» WHAT THE TASK REQUIRES
Return all of the data exactly, with nothing left out but the pictures.

» DATASET ROWS
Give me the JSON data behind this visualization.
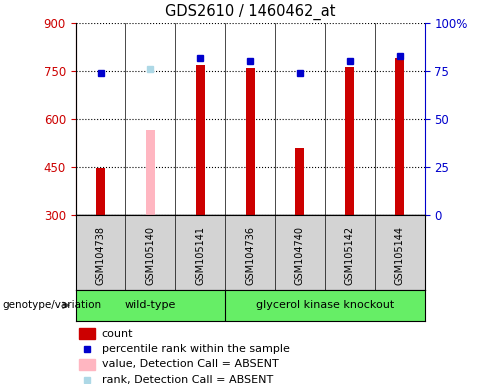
{
  "title": "GDS2610 / 1460462_at",
  "samples": [
    "GSM104738",
    "GSM105140",
    "GSM105141",
    "GSM104736",
    "GSM104740",
    "GSM105142",
    "GSM105144"
  ],
  "count_values": [
    447,
    null,
    770,
    760,
    510,
    763,
    790
  ],
  "count_absent": [
    null,
    565,
    null,
    null,
    null,
    null,
    null
  ],
  "percentile_values": [
    74,
    null,
    82,
    80,
    74,
    80,
    83
  ],
  "percentile_absent": [
    null,
    76,
    null,
    null,
    null,
    null,
    null
  ],
  "ylim_left": [
    300,
    900
  ],
  "ylim_right": [
    0,
    100
  ],
  "yticks_left": [
    300,
    450,
    600,
    750,
    900
  ],
  "yticks_right": [
    0,
    25,
    50,
    75,
    100
  ],
  "bar_color_present": "#cc0000",
  "bar_color_absent": "#ffb6c1",
  "dot_color_present": "#0000cc",
  "dot_color_absent": "#add8e6",
  "bg_color": "#d3d3d3",
  "left_label_color": "#cc0000",
  "right_label_color": "#0000cc",
  "genotype_label": "genotype/variation",
  "wt_color": "#66ee66",
  "gk_color": "#66ee66",
  "legend_items": [
    {
      "label": "count",
      "color": "#cc0000",
      "type": "bar"
    },
    {
      "label": "percentile rank within the sample",
      "color": "#0000cc",
      "type": "dot"
    },
    {
      "label": "value, Detection Call = ABSENT",
      "color": "#ffb6c1",
      "type": "bar"
    },
    {
      "label": "rank, Detection Call = ABSENT",
      "color": "#add8e6",
      "type": "dot"
    }
  ],
  "bar_width": 0.18
}
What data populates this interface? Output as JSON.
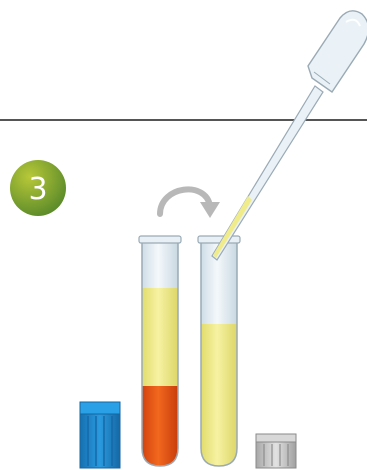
{
  "step": {
    "number": "3",
    "badge_color_light": "#b8c838",
    "badge_color_dark": "#5a8a2a"
  },
  "colors": {
    "divider": "#555555",
    "transfer_arrow": "#b8b8b8",
    "tube_glass": "#e6eff5",
    "tube_outline": "#9aaab5",
    "serum_yellow": "#f0ec8c",
    "clot_orange": "#e8521a",
    "blue_cap": "#1e8cd2",
    "grey_cap": "#c8c8c8",
    "pipette_body": "#eaf2f7"
  },
  "icons": {
    "transfer": "curved-arrow-icon",
    "pipette": "pipette-icon",
    "source_tube": "test-tube-icon",
    "target_tube": "test-tube-icon"
  }
}
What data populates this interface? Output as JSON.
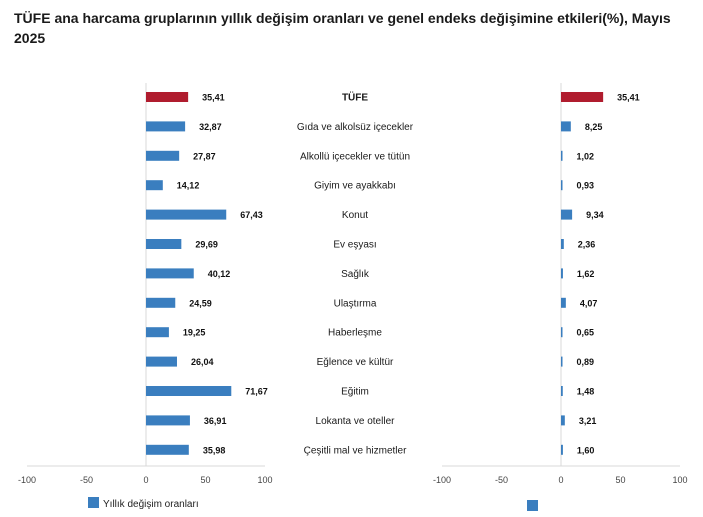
{
  "title": "TÜFE ana harcama gruplarının yıllık değişim oranları ve genel endeks değişimine etkileri(%), Mayıs 2025",
  "colors": {
    "highlight": "#b01c2e",
    "bar": "#3a7ebf",
    "axis": "#d9d9d9",
    "tick_text": "#444444"
  },
  "legend": {
    "left_label": "Yıllık değişim oranları",
    "right_label": ""
  },
  "chart_data": [
    {
      "type": "bar",
      "orientation": "horizontal",
      "xlim": [
        -100,
        100
      ],
      "xticks": [
        "-100",
        "-50",
        "0",
        "50",
        "100"
      ],
      "categories": [
        "TÜFE",
        "Gıda ve alkolsüz içecekler",
        "Alkollü içecekler ve tütün",
        "Giyim ve ayakkabı",
        "Konut",
        "Ev eşyası",
        "Sağlık",
        "Ulaştırma",
        "Haberleşme",
        "Eğlence ve kültür",
        "Eğitim",
        "Lokanta ve oteller",
        "Çeşitli mal ve hizmetler"
      ],
      "values": [
        35.41,
        32.87,
        27.87,
        14.12,
        67.43,
        29.69,
        40.12,
        24.59,
        19.25,
        26.04,
        71.67,
        36.91,
        35.98
      ],
      "labels": [
        "35,41",
        "32,87",
        "27,87",
        "14,12",
        "67,43",
        "29,69",
        "40,12",
        "24,59",
        "19,25",
        "26,04",
        "71,67",
        "36,91",
        "35,98"
      ],
      "series_name": "Yıllık değişim oranları"
    },
    {
      "type": "bar",
      "orientation": "horizontal",
      "xlim": [
        -100,
        100
      ],
      "xticks": [
        "-100",
        "-50",
        "0",
        "50",
        "100"
      ],
      "categories": [
        "TÜFE",
        "Gıda ve alkolsüz içecekler",
        "Alkollü içecekler ve tütün",
        "Giyim ve ayakkabı",
        "Konut",
        "Ev eşyası",
        "Sağlık",
        "Ulaştırma",
        "Haberleşme",
        "Eğlence ve kültür",
        "Eğitim",
        "Lokanta ve oteller",
        "Çeşitli mal ve hizmetler"
      ],
      "values": [
        35.41,
        8.25,
        1.02,
        0.93,
        9.34,
        2.36,
        1.62,
        4.07,
        0.65,
        0.89,
        1.48,
        3.21,
        1.6
      ],
      "labels": [
        "35,41",
        "8,25",
        "1,02",
        "0,93",
        "9,34",
        "2,36",
        "1,62",
        "4,07",
        "0,65",
        "0,89",
        "1,48",
        "3,21",
        "1,60"
      ]
    }
  ]
}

» ANSWER
Give me the JSON data behind this visualization.
{
  "title": "GDS2610 / 1460462_at",
  "samples": [
    "GSM104738",
    "GSM105140",
    "GSM105141",
    "GSM104736",
    "GSM104740",
    "GSM105142",
    "GSM105144"
  ],
  "count_values": [
    447,
    null,
    770,
    760,
    510,
    763,
    790
  ],
  "count_absent": [
    null,
    565,
    null,
    null,
    null,
    null,
    null
  ],
  "percentile_values": [
    74,
    null,
    82,
    80,
    74,
    80,
    83
  ],
  "percentile_absent": [
    null,
    76,
    null,
    null,
    null,
    null,
    null
  ],
  "ylim_left": [
    300,
    900
  ],
  "ylim_right": [
    0,
    100
  ],
  "yticks_left": [
    300,
    450,
    600,
    750,
    900
  ],
  "yticks_right": [
    0,
    25,
    50,
    75,
    100
  ],
  "bar_color_present": "#cc0000",
  "bar_color_absent": "#ffb6c1",
  "dot_color_present": "#0000cc",
  "dot_color_absent": "#add8e6",
  "bg_color": "#d3d3d3",
  "left_label_color": "#cc0000",
  "right_label_color": "#0000cc",
  "genotype_label": "genotype/variation",
  "wt_color": "#66ee66",
  "gk_color": "#66ee66",
  "legend_items": [
    {
      "label": "count",
      "color": "#cc0000",
      "type": "bar"
    },
    {
      "label": "percentile rank within the sample",
      "color": "#0000cc",
      "type": "dot"
    },
    {
      "label": "value, Detection Call = ABSENT",
      "color": "#ffb6c1",
      "type": "bar"
    },
    {
      "label": "rank, Detection Call = ABSENT",
      "color": "#add8e6",
      "type": "dot"
    }
  ],
  "bar_width": 0.18
}
What data populates this interface? Output as JSON.
{
  "step": {
    "number": "3",
    "badge_color_light": "#b8c838",
    "badge_color_dark": "#5a8a2a"
  },
  "colors": {
    "divider": "#555555",
    "transfer_arrow": "#b8b8b8",
    "tube_glass": "#e6eff5",
    "tube_outline": "#9aaab5",
    "serum_yellow": "#f0ec8c",
    "clot_orange": "#e8521a",
    "blue_cap": "#1e8cd2",
    "grey_cap": "#c8c8c8",
    "pipette_body": "#eaf2f7"
  },
  "icons": {
    "transfer": "curved-arrow-icon",
    "pipette": "pipette-icon",
    "source_tube": "test-tube-icon",
    "target_tube": "test-tube-icon"
  }
}
What data populates this interface? Output as JSON.
{
  "title": "TÜFE ana harcama gruplarının yıllık değişim oranları ve genel endeks değişimine etkileri(%), Mayıs 2025",
  "colors": {
    "highlight": "#b01c2e",
    "bar": "#3a7ebf",
    "axis": "#d9d9d9",
    "tick_text": "#444444"
  },
  "legend": {
    "left_label": "Yıllık değişim oranları",
    "right_label": ""
  },
  "chart_data": [
    {
      "type": "bar",
      "orientation": "horizontal",
      "xlim": [
        -100,
        100
      ],
      "xticks": [
        "-100",
        "-50",
        "0",
        "50",
        "100"
      ],
      "categories": [
        "TÜFE",
        "Gıda ve alkolsüz içecekler",
        "Alkollü içecekler ve tütün",
        "Giyim ve ayakkabı",
        "Konut",
        "Ev eşyası",
        "Sağlık",
        "Ulaştırma",
        "Haberleşme",
        "Eğlence ve kültür",
        "Eğitim",
        "Lokanta ve oteller",
        "Çeşitli mal ve hizmetler"
      ],
      "values": [
        35.41,
        32.87,
        27.87,
        14.12,
        67.43,
        29.69,
        40.12,
        24.59,
        19.25,
        26.04,
        71.67,
        36.91,
        35.98
      ],
      "labels": [
        "35,41",
        "32,87",
        "27,87",
        "14,12",
        "67,43",
        "29,69",
        "40,12",
        "24,59",
        "19,25",
        "26,04",
        "71,67",
        "36,91",
        "35,98"
      ],
      "series_name": "Yıllık değişim oranları"
    },
    {
      "type": "bar",
      "orientation": "horizontal",
      "xlim": [
        -100,
        100
      ],
      "xticks": [
        "-100",
        "-50",
        "0",
        "50",
        "100"
      ],
      "categories": [
        "TÜFE",
        "Gıda ve alkolsüz içecekler",
        "Alkollü içecekler ve tütün",
        "Giyim ve ayakkabı",
        "Konut",
        "Ev eşyası",
        "Sağlık",
        "Ulaştırma",
        "Haberleşme",
        "Eğlence ve kültür",
        "Eğitim",
        "Lokanta ve oteller",
        "Çeşitli mal ve hizmetler"
      ],
      "values": [
        35.41,
        8.25,
        1.02,
        0.93,
        9.34,
        2.36,
        1.62,
        4.07,
        0.65,
        0.89,
        1.48,
        3.21,
        1.6
      ],
      "labels": [
        "35,41",
        "8,25",
        "1,02",
        "0,93",
        "9,34",
        "2,36",
        "1,62",
        "4,07",
        "0,65",
        "0,89",
        "1,48",
        "3,21",
        "1,60"
      ]
    }
  ]
}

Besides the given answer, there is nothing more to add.